What the task requires: Quote all entries in full, exactly.
►
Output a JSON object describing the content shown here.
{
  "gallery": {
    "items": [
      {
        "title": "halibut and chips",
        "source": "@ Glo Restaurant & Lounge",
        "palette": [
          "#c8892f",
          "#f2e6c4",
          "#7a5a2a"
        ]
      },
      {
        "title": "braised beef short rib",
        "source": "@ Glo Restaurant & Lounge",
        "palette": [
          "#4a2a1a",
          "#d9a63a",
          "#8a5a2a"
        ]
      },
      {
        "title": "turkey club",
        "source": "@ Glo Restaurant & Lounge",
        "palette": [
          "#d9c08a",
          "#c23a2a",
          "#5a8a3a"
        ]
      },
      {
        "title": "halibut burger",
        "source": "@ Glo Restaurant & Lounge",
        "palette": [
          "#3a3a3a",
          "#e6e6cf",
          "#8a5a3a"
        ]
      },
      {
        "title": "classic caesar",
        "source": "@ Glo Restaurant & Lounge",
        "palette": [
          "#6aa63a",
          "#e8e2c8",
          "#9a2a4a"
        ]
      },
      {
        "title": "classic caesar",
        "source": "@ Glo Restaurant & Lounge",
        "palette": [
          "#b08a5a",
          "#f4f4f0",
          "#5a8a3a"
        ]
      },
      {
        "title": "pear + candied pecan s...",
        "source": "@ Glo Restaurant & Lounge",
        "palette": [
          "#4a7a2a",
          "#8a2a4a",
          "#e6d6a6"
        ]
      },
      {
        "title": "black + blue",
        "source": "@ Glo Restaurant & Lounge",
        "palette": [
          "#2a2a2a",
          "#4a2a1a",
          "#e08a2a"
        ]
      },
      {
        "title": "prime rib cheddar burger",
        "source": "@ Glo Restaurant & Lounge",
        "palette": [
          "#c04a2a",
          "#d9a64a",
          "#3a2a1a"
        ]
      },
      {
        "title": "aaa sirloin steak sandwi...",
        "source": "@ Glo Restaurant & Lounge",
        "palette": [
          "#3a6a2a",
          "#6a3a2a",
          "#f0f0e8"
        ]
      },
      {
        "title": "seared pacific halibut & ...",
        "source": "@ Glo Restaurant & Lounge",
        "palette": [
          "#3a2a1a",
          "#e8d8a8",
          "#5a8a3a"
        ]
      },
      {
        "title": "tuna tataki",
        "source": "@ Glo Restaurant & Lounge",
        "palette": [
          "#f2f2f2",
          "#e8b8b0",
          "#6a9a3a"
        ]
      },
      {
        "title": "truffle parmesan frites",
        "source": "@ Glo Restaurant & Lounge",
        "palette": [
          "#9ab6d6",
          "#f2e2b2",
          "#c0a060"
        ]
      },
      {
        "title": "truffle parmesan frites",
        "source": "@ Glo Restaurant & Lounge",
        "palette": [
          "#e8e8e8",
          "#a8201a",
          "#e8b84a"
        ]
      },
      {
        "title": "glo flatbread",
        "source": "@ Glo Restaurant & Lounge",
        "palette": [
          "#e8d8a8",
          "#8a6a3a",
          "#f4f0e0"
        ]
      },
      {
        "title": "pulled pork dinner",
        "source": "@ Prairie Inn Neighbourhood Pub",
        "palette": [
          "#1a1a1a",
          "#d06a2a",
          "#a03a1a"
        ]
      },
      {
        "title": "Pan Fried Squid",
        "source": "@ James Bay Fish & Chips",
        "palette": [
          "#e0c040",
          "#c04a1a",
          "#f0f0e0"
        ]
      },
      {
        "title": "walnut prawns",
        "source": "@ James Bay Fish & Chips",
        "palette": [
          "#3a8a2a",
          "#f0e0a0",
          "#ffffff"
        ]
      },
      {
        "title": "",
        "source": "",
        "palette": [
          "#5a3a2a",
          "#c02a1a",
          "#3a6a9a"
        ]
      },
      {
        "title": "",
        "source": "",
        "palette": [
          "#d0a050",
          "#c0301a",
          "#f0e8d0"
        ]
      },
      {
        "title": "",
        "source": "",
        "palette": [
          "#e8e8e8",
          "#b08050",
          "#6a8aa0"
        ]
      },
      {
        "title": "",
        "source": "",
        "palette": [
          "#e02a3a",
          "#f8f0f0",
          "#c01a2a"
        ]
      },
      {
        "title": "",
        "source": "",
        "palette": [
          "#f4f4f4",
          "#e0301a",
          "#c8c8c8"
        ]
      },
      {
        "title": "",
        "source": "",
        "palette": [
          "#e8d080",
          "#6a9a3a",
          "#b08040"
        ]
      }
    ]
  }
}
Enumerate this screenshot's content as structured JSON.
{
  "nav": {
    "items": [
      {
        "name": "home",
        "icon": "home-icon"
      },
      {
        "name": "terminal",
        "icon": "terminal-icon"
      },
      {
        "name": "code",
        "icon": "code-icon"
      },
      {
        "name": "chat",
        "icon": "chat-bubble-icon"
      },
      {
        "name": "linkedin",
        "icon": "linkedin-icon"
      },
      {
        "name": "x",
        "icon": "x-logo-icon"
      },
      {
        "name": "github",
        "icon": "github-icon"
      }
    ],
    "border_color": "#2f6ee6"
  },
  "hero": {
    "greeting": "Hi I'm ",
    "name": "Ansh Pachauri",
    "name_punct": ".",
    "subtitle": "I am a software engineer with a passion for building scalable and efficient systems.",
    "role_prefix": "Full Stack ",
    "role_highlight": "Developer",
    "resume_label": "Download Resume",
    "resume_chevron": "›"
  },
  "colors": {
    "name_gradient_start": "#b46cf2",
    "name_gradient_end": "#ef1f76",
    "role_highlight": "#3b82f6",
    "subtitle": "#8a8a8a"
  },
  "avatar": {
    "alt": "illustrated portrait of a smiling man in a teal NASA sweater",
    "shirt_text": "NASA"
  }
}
◄
Exercise output:
Output a JSON object describing the content shown here.
{
  "gallery": {
    "items": [
      {
        "title": "halibut and chips",
        "source": "@ Glo Restaurant & Lounge",
        "palette": [
          "#c8892f",
          "#f2e6c4",
          "#7a5a2a"
        ]
      },
      {
        "title": "braised beef short rib",
        "source": "@ Glo Restaurant & Lounge",
        "palette": [
          "#4a2a1a",
          "#d9a63a",
          "#8a5a2a"
        ]
      },
      {
        "title": "turkey club",
        "source": "@ Glo Restaurant & Lounge",
        "palette": [
          "#d9c08a",
          "#c23a2a",
          "#5a8a3a"
        ]
      },
      {
        "title": "halibut burger",
        "source": "@ Glo Restaurant & Lounge",
        "palette": [
          "#3a3a3a",
          "#e6e6cf",
          "#8a5a3a"
        ]
      },
      {
        "title": "classic caesar",
        "source": "@ Glo Restaurant & Lounge",
        "palette": [
          "#6aa63a",
          "#e8e2c8",
          "#9a2a4a"
        ]
      },
      {
        "title": "classic caesar",
        "source": "@ Glo Restaurant & Lounge",
        "palette": [
          "#b08a5a",
          "#f4f4f0",
          "#5a8a3a"
        ]
      },
      {
        "title": "pear + candied pecan s...",
        "source": "@ Glo Restaurant & Lounge",
        "palette": [
          "#4a7a2a",
          "#8a2a4a",
          "#e6d6a6"
        ]
      },
      {
        "title": "black + blue",
        "source": "@ Glo Restaurant & Lounge",
        "palette": [
          "#2a2a2a",
          "#4a2a1a",
          "#e08a2a"
        ]
      },
      {
        "title": "prime rib cheddar burger",
        "source": "@ Glo Restaurant & Lounge",
        "palette": [
          "#c04a2a",
          "#d9a64a",
          "#3a2a1a"
        ]
      },
      {
        "title": "aaa sirloin steak sandwi...",
        "source": "@ Glo Restaurant & Lounge",
        "palette": [
          "#3a6a2a",
          "#6a3a2a",
          "#f0f0e8"
        ]
      },
      {
        "title": "seared pacific halibut & ...",
        "source": "@ Glo Restaurant & Lounge",
        "palette": [
          "#3a2a1a",
          "#e8d8a8",
          "#5a8a3a"
        ]
      },
      {
        "title": "tuna tataki",
        "source": "@ Glo Restaurant & Lounge",
        "palette": [
          "#f2f2f2",
          "#e8b8b0",
          "#6a9a3a"
        ]
      },
      {
        "title": "truffle parmesan frites",
        "source": "@ Glo Restaurant & Lounge",
        "palette": [
          "#9ab6d6",
          "#f2e2b2",
          "#c0a060"
        ]
      },
      {
        "title": "truffle parmesan frites",
        "source": "@ Glo Restaurant & Lounge",
        "palette": [
          "#e8e8e8",
          "#a8201a",
          "#e8b84a"
        ]
      },
      {
        "title": "glo flatbread",
        "source": "@ Glo Restaurant & Lounge",
        "palette": [
          "#e8d8a8",
          "#8a6a3a",
          "#f4f0e0"
        ]
      },
      {
        "title": "pulled pork dinner",
        "source": "@ Prairie Inn Neighbourhood Pub",
        "palette": [
          "#1a1a1a",
          "#d06a2a",
          "#a03a1a"
        ]
      },
      {
        "title": "Pan Fried Squid",
        "source": "@ James Bay Fish & Chips",
        "palette": [
          "#e0c040",
          "#c04a1a",
          "#f0f0e0"
        ]
      },
      {
        "title": "walnut prawns",
        "source": "@ James Bay Fish & Chips",
        "palette": [
          "#3a8a2a",
          "#f0e0a0",
          "#ffffff"
        ]
      },
      {
        "title": "",
        "source": "",
        "palette": [
          "#5a3a2a",
          "#c02a1a",
          "#3a6a9a"
        ]
      },
      {
        "title": "",
        "source": "",
        "palette": [
          "#d0a050",
          "#c0301a",
          "#f0e8d0"
        ]
      },
      {
        "title": "",
        "source": "",
        "palette": [
          "#e8e8e8",
          "#b08050",
          "#6a8aa0"
        ]
      },
      {
        "title": "",
        "source": "",
        "palette": [
          "#e02a3a",
          "#f8f0f0",
          "#c01a2a"
        ]
      },
      {
        "title": "",
        "source": "",
        "palette": [
          "#f4f4f4",
          "#e0301a",
          "#c8c8c8"
        ]
      },
      {
        "title": "",
        "source": "",
        "palette": [
          "#e8d080",
          "#6a9a3a",
          "#b08040"
        ]
      }
    ]
  }
}
Enumerate this screenshot's content as structured JSON.
{
  "nav": {
    "items": [
      {
        "name": "home",
        "icon": "home-icon"
      },
      {
        "name": "terminal",
        "icon": "terminal-icon"
      },
      {
        "name": "code",
        "icon": "code-icon"
      },
      {
        "name": "chat",
        "icon": "chat-bubble-icon"
      },
      {
        "name": "linkedin",
        "icon": "linkedin-icon"
      },
      {
        "name": "x",
        "icon": "x-logo-icon"
      },
      {
        "name": "github",
        "icon": "github-icon"
      }
    ],
    "border_color": "#2f6ee6"
  },
  "hero": {
    "greeting": "Hi I'm ",
    "name": "Ansh Pachauri",
    "name_punct": ".",
    "subtitle": "I am a software engineer with a passion for building scalable and efficient systems.",
    "role_prefix": "Full Stack ",
    "role_highlight": "Developer",
    "resume_label": "Download Resume",
    "resume_chevron": "›"
  },
  "colors": {
    "name_gradient_start": "#b46cf2",
    "name_gradient_end": "#ef1f76",
    "role_highlight": "#3b82f6",
    "subtitle": "#8a8a8a"
  },
  "avatar": {
    "alt": "illustrated portrait of a smiling man in a teal NASA sweater",
    "shirt_text": "NASA"
  }
}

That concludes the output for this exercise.